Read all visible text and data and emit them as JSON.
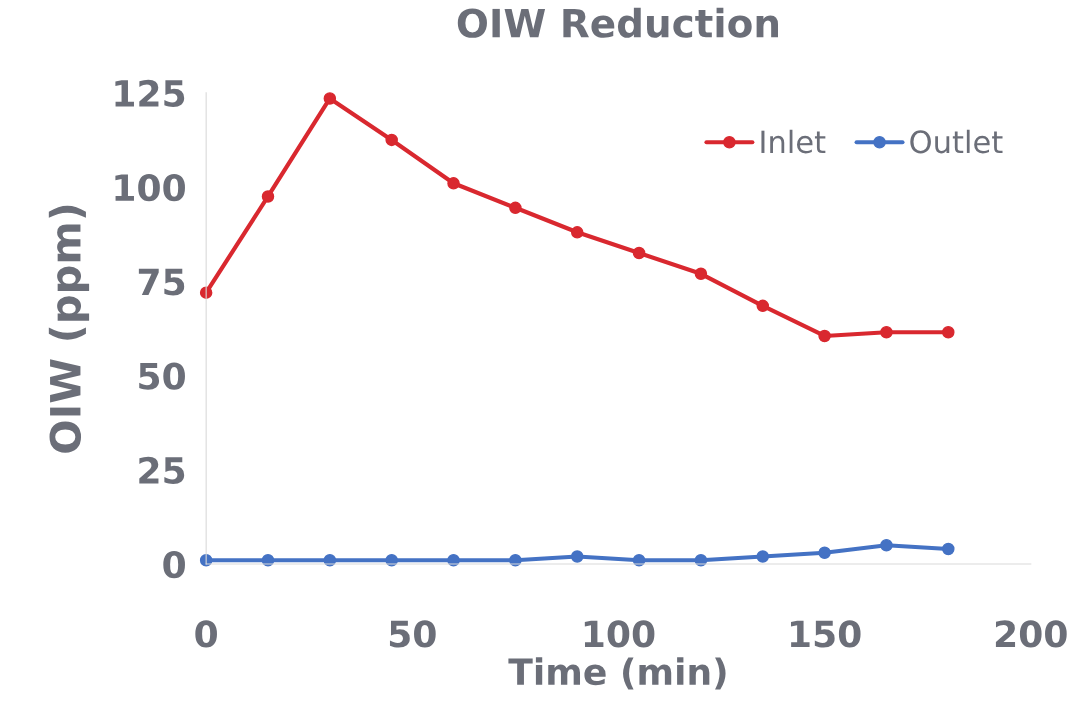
{
  "chart_data": {
    "type": "line",
    "title": "OIW Reduction",
    "xlabel": "Time (min)",
    "ylabel": "OIW (ppm)",
    "x": [
      0,
      15,
      30,
      45,
      60,
      75,
      90,
      105,
      120,
      135,
      150,
      165,
      180
    ],
    "series": [
      {
        "name": "Inlet",
        "color": "#d9282f",
        "values": [
          72,
          97.5,
          123.5,
          112.5,
          101,
          94.5,
          88,
          82.5,
          77,
          68.5,
          60.5,
          61.5,
          61.5
        ]
      },
      {
        "name": "Outlet",
        "color": "#4472c4",
        "values": [
          1,
          1,
          1,
          1,
          1,
          1,
          2,
          1,
          1,
          2,
          3,
          5,
          4
        ]
      }
    ],
    "xlim": [
      0,
      200
    ],
    "xticks": [
      0,
      50,
      100,
      150,
      200
    ],
    "ylim": [
      0,
      125
    ],
    "yticks": [
      0,
      25,
      50,
      75,
      100,
      125
    ],
    "grid": false,
    "legend": "top right",
    "marker": "circle",
    "line_style": "solid"
  }
}
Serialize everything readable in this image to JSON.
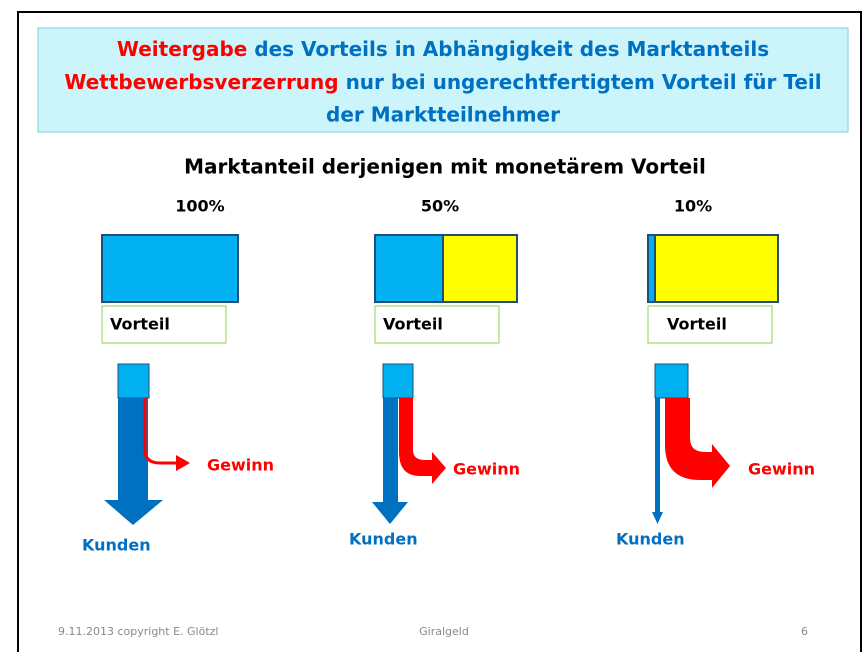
{
  "header": {
    "line1": {
      "red": "Weitergabe",
      "blue": " des Vorteils in Abhängigkeit des Marktanteils"
    },
    "line2": {
      "red": "Wettbewerbsverzerrung",
      "blue": " nur bei ungerechtfertigtem Vorteil für Teil"
    },
    "line3": "der Marktteilnehmer"
  },
  "subtitle": "Marktanteil derjenigen mit monetärem Vorteil",
  "panels": [
    {
      "share": "100%",
      "advantage": "Vorteil",
      "profit": "Gewinn",
      "customers": "Kunden"
    },
    {
      "share": "50%",
      "advantage": "Vorteil",
      "profit": "Gewinn",
      "customers": "Kunden"
    },
    {
      "share": "10%",
      "advantage": "Vorteil",
      "profit": "Gewinn",
      "customers": "Kunden"
    }
  ],
  "footer": {
    "left": "9.11.2013 copyright E. Glötzl",
    "center": "Giralgeld",
    "right": "6"
  }
}
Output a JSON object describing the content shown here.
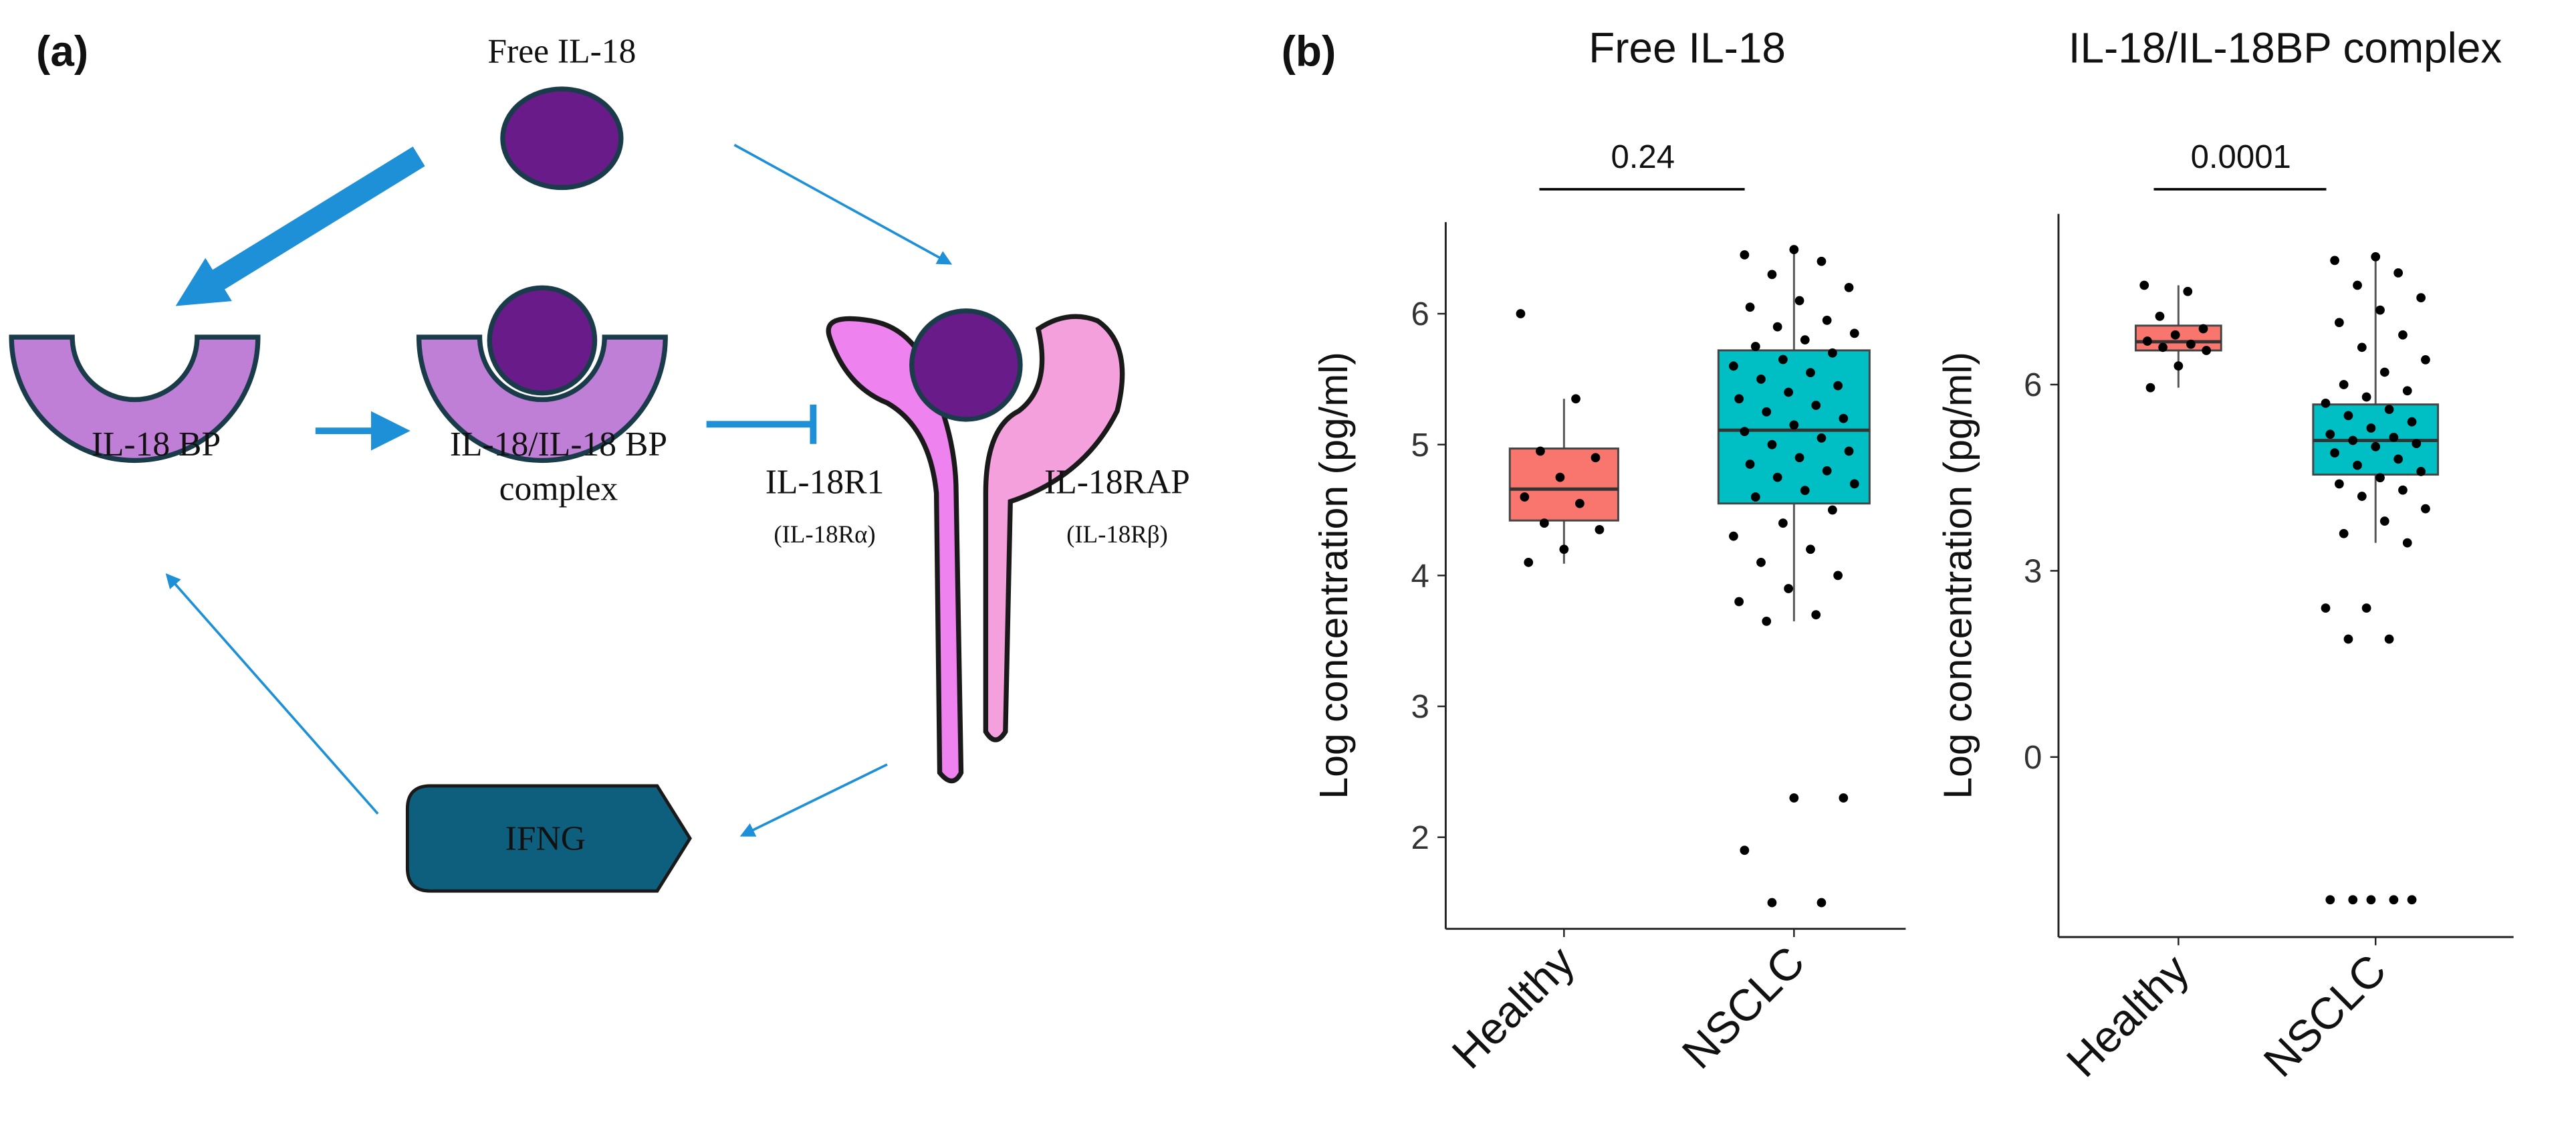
{
  "panel_labels": [
    "(a)",
    "(b)"
  ],
  "diagram": {
    "free": "Free IL-18",
    "bp": "IL-18 BP",
    "complex1": "IL-18/IL-18 BP",
    "complex2": "complex",
    "r1": "IL-18R1",
    "r1alt": "(IL-18Rα)",
    "rap": "IL-18RAP",
    "rapalt": "(IL-18Rβ)",
    "ifng": "IFNG"
  },
  "chart_data": [
    {
      "type": "box",
      "title": "Free IL-18",
      "ylabel": "Log concentration (pg/ml)",
      "categories": [
        "Healthy",
        "NSCLC"
      ],
      "colors": [
        "#f8766d",
        "#00bfc4"
      ],
      "boxes": [
        {
          "min": 4.09,
          "q1": 4.42,
          "median": 4.66,
          "q3": 4.97,
          "max": 5.35
        },
        {
          "min": 3.65,
          "q1": 4.55,
          "median": 5.11,
          "q3": 5.72,
          "max": 6.49
        }
      ],
      "points": [
        [
          6.0,
          5.35,
          4.95,
          4.9,
          4.75,
          4.6,
          4.55,
          4.4,
          4.35,
          4.2,
          4.1
        ],
        [
          6.49,
          6.45,
          6.4,
          6.3,
          6.2,
          6.1,
          6.05,
          5.95,
          5.9,
          5.85,
          5.8,
          5.75,
          5.7,
          5.65,
          5.6,
          5.55,
          5.5,
          5.45,
          5.4,
          5.35,
          5.3,
          5.25,
          5.2,
          5.15,
          5.1,
          5.05,
          5.0,
          4.95,
          4.9,
          4.85,
          4.8,
          4.75,
          4.7,
          4.65,
          4.6,
          4.5,
          4.4,
          4.3,
          4.2,
          4.1,
          4.0,
          3.9,
          3.8,
          3.7,
          3.65,
          2.3,
          2.3,
          1.9,
          1.5,
          1.5
        ]
      ],
      "ylim": [
        1.3,
        6.7
      ],
      "yticks": [
        2,
        3,
        4,
        5,
        6
      ],
      "annotation": "0.24"
    },
    {
      "type": "box",
      "title": "IL-18/IL-18BP  complex",
      "ylabel": "Log concentration (pg/ml)",
      "categories": [
        "Healthy",
        "NSCLC"
      ],
      "colors": [
        "#f8766d",
        "#00bfc4"
      ],
      "boxes": [
        {
          "min": 5.95,
          "q1": 6.55,
          "median": 6.69,
          "q3": 6.95,
          "max": 7.6
        },
        {
          "min": 3.45,
          "q1": 4.55,
          "median": 5.1,
          "q3": 5.68,
          "max": 8.06
        }
      ],
      "points": [
        [
          7.6,
          7.5,
          7.1,
          6.9,
          6.8,
          6.7,
          6.65,
          6.6,
          6.55,
          6.3,
          5.95
        ],
        [
          8.06,
          8.0,
          7.8,
          7.6,
          7.4,
          7.2,
          7.0,
          6.8,
          6.6,
          6.4,
          6.2,
          6.0,
          5.9,
          5.8,
          5.7,
          5.6,
          5.5,
          5.4,
          5.3,
          5.2,
          5.15,
          5.1,
          5.05,
          5.0,
          4.9,
          4.8,
          4.7,
          4.6,
          4.5,
          4.4,
          4.3,
          4.2,
          4.0,
          3.8,
          3.6,
          3.45,
          2.4,
          2.4,
          1.9,
          1.9,
          -2.3,
          -2.3,
          -2.3,
          -2.3,
          -2.3
        ]
      ],
      "ylim": [
        -2.9,
        8.75
      ],
      "yticks": [
        0,
        3,
        6
      ],
      "annotation": "0.0001"
    }
  ]
}
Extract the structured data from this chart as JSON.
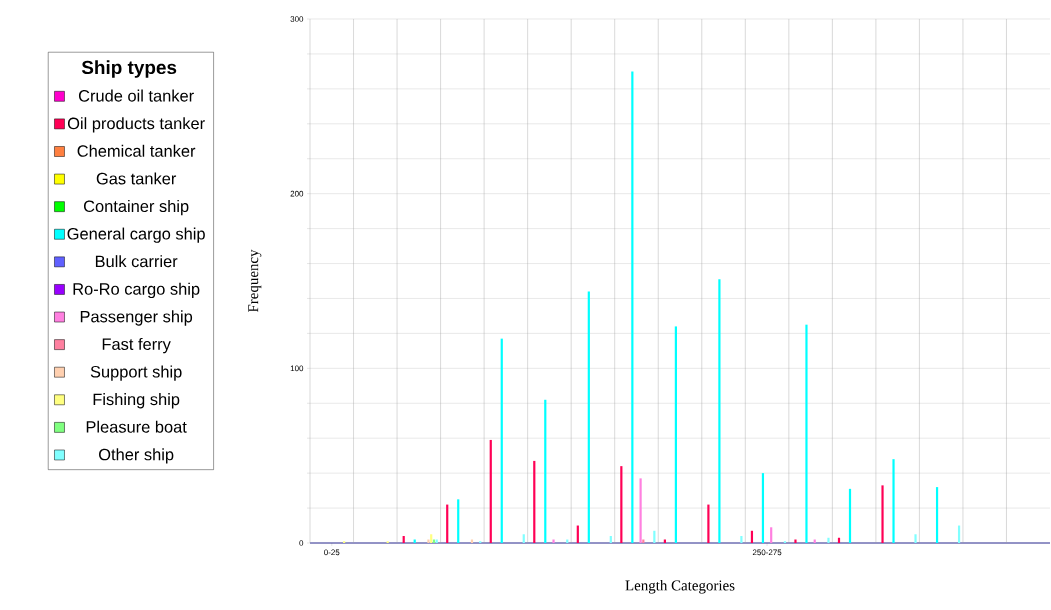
☆ ☆ ☆ ☆
### PROMPT
Return each line of the data, keeping its wording exact and omitting pictures.

### FINAL RESULT
Read all visible text and data and emit them as JSON.
{
  "chart_data": {
    "type": "line",
    "title": "OIW Reduction",
    "xlabel": "Time (min)",
    "ylabel": "OIW (ppm)",
    "x": [
      0,
      15,
      30,
      45,
      60,
      75,
      90,
      105,
      120,
      135,
      150,
      165,
      180
    ],
    "series": [
      {
        "name": "Inlet",
        "color": "#d9282f",
        "values": [
          72,
          97.5,
          123.5,
          112.5,
          101,
          94.5,
          88,
          82.5,
          77,
          68.5,
          60.5,
          61.5,
          61.5
        ]
      },
      {
        "name": "Outlet",
        "color": "#4472c4",
        "values": [
          1,
          1,
          1,
          1,
          1,
          1,
          2,
          1,
          1,
          2,
          3,
          5,
          4
        ]
      }
    ],
    "xlim": [
      0,
      200
    ],
    "xticks": [
      0,
      50,
      100,
      150,
      200
    ],
    "ylim": [
      0,
      125
    ],
    "yticks": [
      0,
      25,
      50,
      75,
      100,
      125
    ],
    "grid": false,
    "legend": "top right",
    "marker": "circle",
    "line_style": "solid"
  }
}
Serialize everything readable in this image to JSON.
{
  "header": {
    "line1": {
      "red": "Weitergabe",
      "blue": " des Vorteils in Abhängigkeit des Marktanteils"
    },
    "line2": {
      "red": "Wettbewerbsverzerrung",
      "blue": " nur bei ungerechtfertigtem Vorteil für Teil"
    },
    "line3": "der Marktteilnehmer"
  },
  "subtitle": "Marktanteil derjenigen mit monetärem Vorteil",
  "panels": [
    {
      "share": "100%",
      "advantage": "Vorteil",
      "profit": "Gewinn",
      "customers": "Kunden"
    },
    {
      "share": "50%",
      "advantage": "Vorteil",
      "profit": "Gewinn",
      "customers": "Kunden"
    },
    {
      "share": "10%",
      "advantage": "Vorteil",
      "profit": "Gewinn",
      "customers": "Kunden"
    }
  ],
  "footer": {
    "left": "9.11.2013 copyright E. Glötzl",
    "center": "Giralgeld",
    "right": "6"
  }
}
Output a JSON object describing the content shown here.
{
  "panel_labels": [
    "(a)",
    "(b)"
  ],
  "diagram": {
    "free": "Free IL-18",
    "bp": "IL-18 BP",
    "complex1": "IL-18/IL-18 BP",
    "complex2": "complex",
    "r1": "IL-18R1",
    "r1alt": "(IL-18Rα)",
    "rap": "IL-18RAP",
    "rapalt": "(IL-18Rβ)",
    "ifng": "IFNG"
  },
  "chart_data": [
    {
      "type": "box",
      "title": "Free IL-18",
      "ylabel": "Log concentration (pg/ml)",
      "categories": [
        "Healthy",
        "NSCLC"
      ],
      "colors": [
        "#f8766d",
        "#00bfc4"
      ],
      "boxes": [
        {
          "min": 4.09,
          "q1": 4.42,
          "median": 4.66,
          "q3": 4.97,
          "max": 5.35
        },
        {
          "min": 3.65,
          "q1": 4.55,
          "median": 5.11,
          "q3": 5.72,
          "max": 6.49
        }
      ],
      "points": [
        [
          6.0,
          5.35,
          4.95,
          4.9,
          4.75,
          4.6,
          4.55,
          4.4,
          4.35,
          4.2,
          4.1
        ],
        [
          6.49,
          6.45,
          6.4,
          6.3,
          6.2,
          6.1,
          6.05,
          5.95,
          5.9,
          5.85,
          5.8,
          5.75,
          5.7,
          5.65,
          5.6,
          5.55,
          5.5,
          5.45,
          5.4,
          5.35,
          5.3,
          5.25,
          5.2,
          5.15,
          5.1,
          5.05,
          5.0,
          4.95,
          4.9,
          4.85,
          4.8,
          4.75,
          4.7,
          4.65,
          4.6,
          4.5,
          4.4,
          4.3,
          4.2,
          4.1,
          4.0,
          3.9,
          3.8,
          3.7,
          3.65,
          2.3,
          2.3,
          1.9,
          1.5,
          1.5
        ]
      ],
      "ylim": [
        1.3,
        6.7
      ],
      "yticks": [
        2,
        3,
        4,
        5,
        6
      ],
      "annotation": "0.24"
    },
    {
      "type": "box",
      "title": "IL-18/IL-18BP  complex",
      "ylabel": "Log concentration (pg/ml)",
      "categories": [
        "Healthy",
        "NSCLC"
      ],
      "colors": [
        "#f8766d",
        "#00bfc4"
      ],
      "boxes": [
        {
          "min": 5.95,
          "q1": 6.55,
          "median": 6.69,
          "q3": 6.95,
          "max": 7.6
        },
        {
          "min": 3.45,
          "q1": 4.55,
          "median": 5.1,
          "q3": 5.68,
          "max": 8.06
        }
      ],
      "points": [
        [
          7.6,
          7.5,
          7.1,
          6.9,
          6.8,
          6.7,
          6.65,
          6.6,
          6.55,
          6.3,
          5.95
        ],
        [
          8.06,
          8.0,
          7.8,
          7.6,
          7.4,
          7.2,
          7.0,
          6.8,
          6.6,
          6.4,
          6.2,
          6.0,
          5.9,
          5.8,
          5.7,
          5.6,
          5.5,
          5.4,
          5.3,
          5.2,
          5.15,
          5.1,
          5.05,
          5.0,
          4.9,
          4.8,
          4.7,
          4.6,
          4.5,
          4.4,
          4.3,
          4.2,
          4.0,
          3.8,
          3.6,
          3.45,
          2.4,
          2.4,
          1.9,
          1.9,
          -2.3,
          -2.3,
          -2.3,
          -2.3,
          -2.3
        ]
      ],
      "ylim": [
        -2.9,
        8.75
      ],
      "yticks": [
        0,
        3,
        6
      ],
      "annotation": "0.0001"
    }
  ]
}
Extract the structured data from this chart as JSON.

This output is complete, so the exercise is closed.